Data entries:

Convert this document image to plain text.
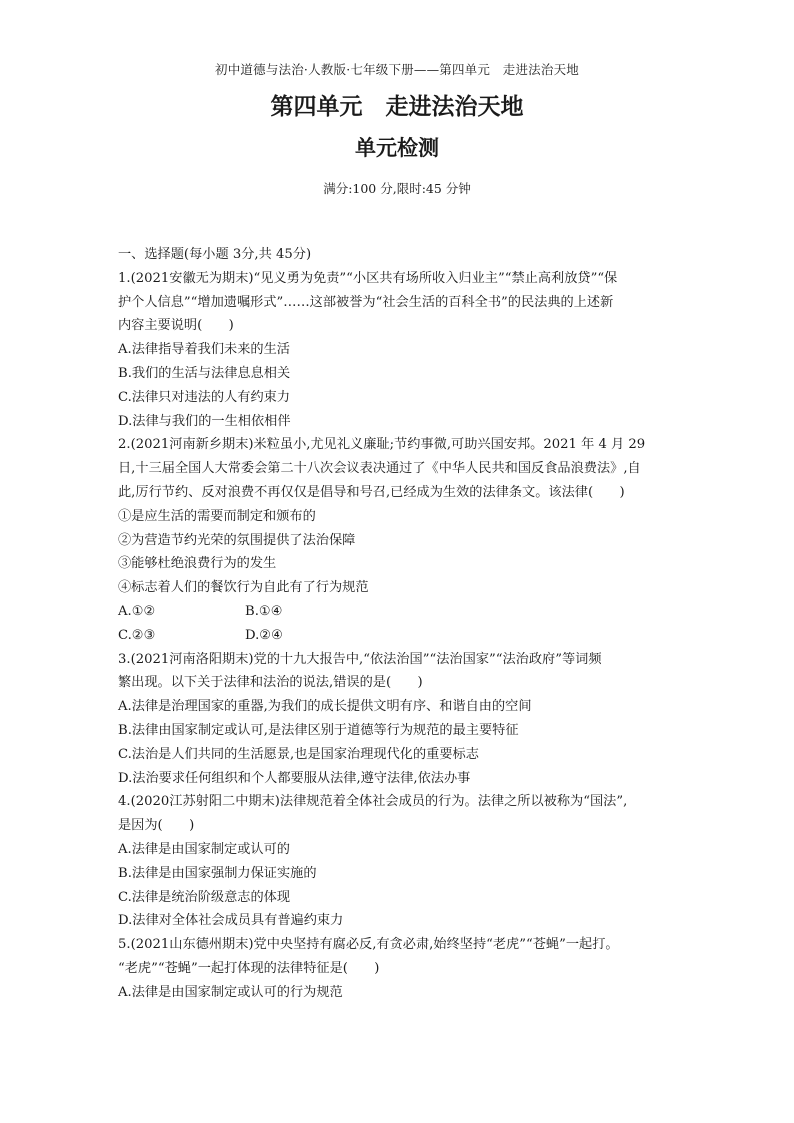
初中道德与法治·人教版·七年级下册——第四单元　走进法治天地
第四单元　走进法治天地
单元检测
满分:100 分,限时:45 分钟
一、选择题(每小题 3分,共 45分)
1.(2021安徽无为期末)“见义勇为免责”“小区共有场所收入归业主”“禁止高利放贷”“保
护个人信息”“增加遗嘱形式”……这部被誉为“社会生活的百科全书”的民法典的上述新
内容主要说明(　　)
A.法律指导着我们未来的生活
B.我们的生活与法律息息相关
C.法律只对违法的人有约束力
D.法律与我们的一生相依相伴
2.(2021河南新乡期末)米粒虽小,尤见礼义廉耻;节约事微,可助兴国安邦。2021 年 4 月 29
日,十三届全国人大常委会第二十八次会议表决通过了《中华人民共和国反食品浪费法》,自
此,厉行节约、反对浪费不再仅仅是倡导和号召,已经成为生效的法律条文。该法律(　　)
①是应生活的需要而制定和颁布的
②为营造节约光荣的氛围提供了法治保障
③能够杜绝浪费行为的发生
④标志着人们的餐饮行为自此有了行为规范
A.①②	B.①④
C.②③	D.②④
3.(2021河南洛阳期末)党的十九大报告中,“依法治国”“法治国家”“法治政府”等词频
繁出现。以下关于法律和法治的说法,错误的是(　　)
A.法律是治理国家的重器,为我们的成长提供文明有序、和谐自由的空间
B.法律由国家制定或认可,是法律区别于道德等行为规范的最主要特征
C.法治是人们共同的生活愿景,也是国家治理现代化的重要标志
D.法治要求任何组织和个人都要服从法律,遵守法律,依法办事
4.(2020江苏射阳二中期末)法律规范着全体社会成员的行为。法律之所以被称为“国法”,
是因为(　　)
A.法律是由国家制定或认可的
B.法律是由国家强制力保证实施的
C.法律是统治阶级意志的体现
D.法律对全体社会成员具有普遍约束力
5.(2021山东德州期末)党中央坚持有腐必反,有贪必肃,始终坚持“老虎”“苍蝇”一起打。
“老虎”“苍蝇”一起打体现的法律特征是(　　)
A.法律是由国家制定或认可的行为规范
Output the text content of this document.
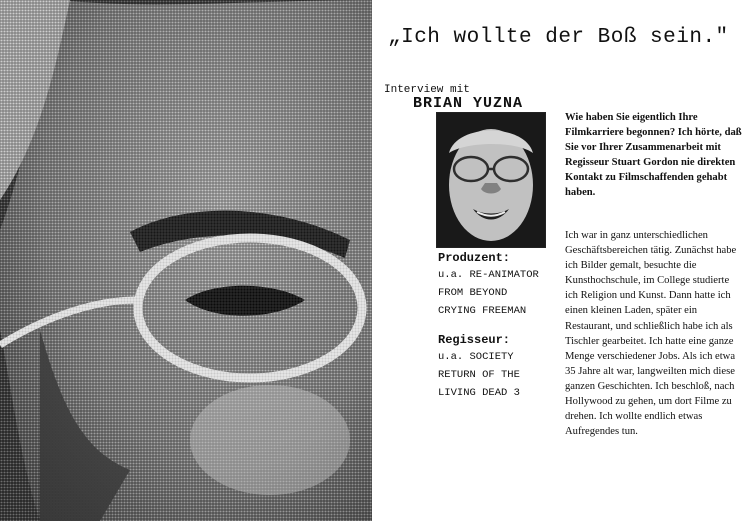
„Ich wollte der Boß sein."
Interview mit
BRIAN YUZNA
Produzent:
u.a. RE-ANIMATOR
FROM BEYOND
CRYING FREEMAN
Regisseur:
u.a. SOCIETY
RETURN OF THE
LIVING DEAD 3

Wie haben Sie eigentlich Ihre Filmkarriere begonnen? Ich hörte, daß Sie vor Ihrer Zusammenarbeit mit Regisseur Stuart Gordon nie direkten Kontakt zu Filmschaffenden gehabt haben.

Ich war in ganz unterschiedlichen Geschäftsbereichen tätig. Zunächst habe ich Bilder gemalt, besuchte die Kunsthochschule, im College studierte ich Religion und Kunst. Dann hatte ich einen kleinen Laden, später ein Restaurant, und schließlich habe ich als Tischler gearbeitet. Ich hatte eine ganze Menge verschiedener Jobs. Als ich etwa 35 Jahre alt war, langweilten mich diese ganzen Geschichten. Ich beschloß, nach Hollywood zu gehen, um dort Filme zu drehen. Ich wollte endlich etwas Aufregendes tun.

▸ Stated problem
Go through the entries above and output them exactly, without pictures.

▸ Reply
Convert this document image to plain text.
初中道德与法治·人教版·七年级下册——第四单元　走进法治天地
第四单元　走进法治天地
单元检测
满分:100 分,限时:45 分钟
一、选择题(每小题 3分,共 45分)
1.(2021安徽无为期末)“见义勇为免责”“小区共有场所收入归业主”“禁止高利放贷”“保
护个人信息”“增加遗嘱形式”……这部被誉为“社会生活的百科全书”的民法典的上述新
内容主要说明(　　)
A.法律指导着我们未来的生活
B.我们的生活与法律息息相关
C.法律只对违法的人有约束力
D.法律与我们的一生相依相伴
2.(2021河南新乡期末)米粒虽小,尤见礼义廉耻;节约事微,可助兴国安邦。2021 年 4 月 29
日,十三届全国人大常委会第二十八次会议表决通过了《中华人民共和国反食品浪费法》,自
此,厉行节约、反对浪费不再仅仅是倡导和号召,已经成为生效的法律条文。该法律(　　)
①是应生活的需要而制定和颁布的
②为营造节约光荣的氛围提供了法治保障
③能够杜绝浪费行为的发生
④标志着人们的餐饮行为自此有了行为规范
A.①②	B.①④
C.②③	D.②④
3.(2021河南洛阳期末)党的十九大报告中,“依法治国”“法治国家”“法治政府”等词频
繁出现。以下关于法律和法治的说法,错误的是(　　)
A.法律是治理国家的重器,为我们的成长提供文明有序、和谐自由的空间
B.法律由国家制定或认可,是法律区别于道德等行为规范的最主要特征
C.法治是人们共同的生活愿景,也是国家治理现代化的重要标志
D.法治要求任何组织和个人都要服从法律,遵守法律,依法办事
4.(2020江苏射阳二中期末)法律规范着全体社会成员的行为。法律之所以被称为“国法”,
是因为(　　)
A.法律是由国家制定或认可的
B.法律是由国家强制力保证实施的
C.法律是统治阶级意志的体现
D.法律对全体社会成员具有普遍约束力
5.(2021山东德州期末)党中央坚持有腐必反,有贪必肃,始终坚持“老虎”“苍蝇”一起打。
“老虎”“苍蝇”一起打体现的法律特征是(　　)
A.法律是由国家制定或认可的行为规范
Output the text content of this document.
„Ich wollte der Boß sein."
Interview mit
BRIAN YUZNA
Produzent:
u.a. RE-ANIMATOR
FROM BEYOND
CRYING FREEMAN
Regisseur:
u.a. SOCIETY
RETURN OF THE
LIVING DEAD 3

Wie haben Sie eigentlich Ihre Filmkarriere begonnen? Ich hörte, daß Sie vor Ihrer Zusammenarbeit mit Regisseur Stuart Gordon nie direkten Kontakt zu Filmschaffenden gehabt haben.

Ich war in ganz unterschiedlichen Geschäftsbereichen tätig. Zunächst habe ich Bilder gemalt, besuchte die Kunsthochschule, im College studierte ich Religion und Kunst. Dann hatte ich einen kleinen Laden, später ein Restaurant, und schließlich habe ich als Tischler gearbeitet. Ich hatte eine ganze Menge verschiedener Jobs. Als ich etwa 35 Jahre alt war, langweilten mich diese ganzen Geschichten. Ich beschloß, nach Hollywood zu gehen, um dort Filme zu drehen. Ich wollte endlich etwas Aufregendes tun.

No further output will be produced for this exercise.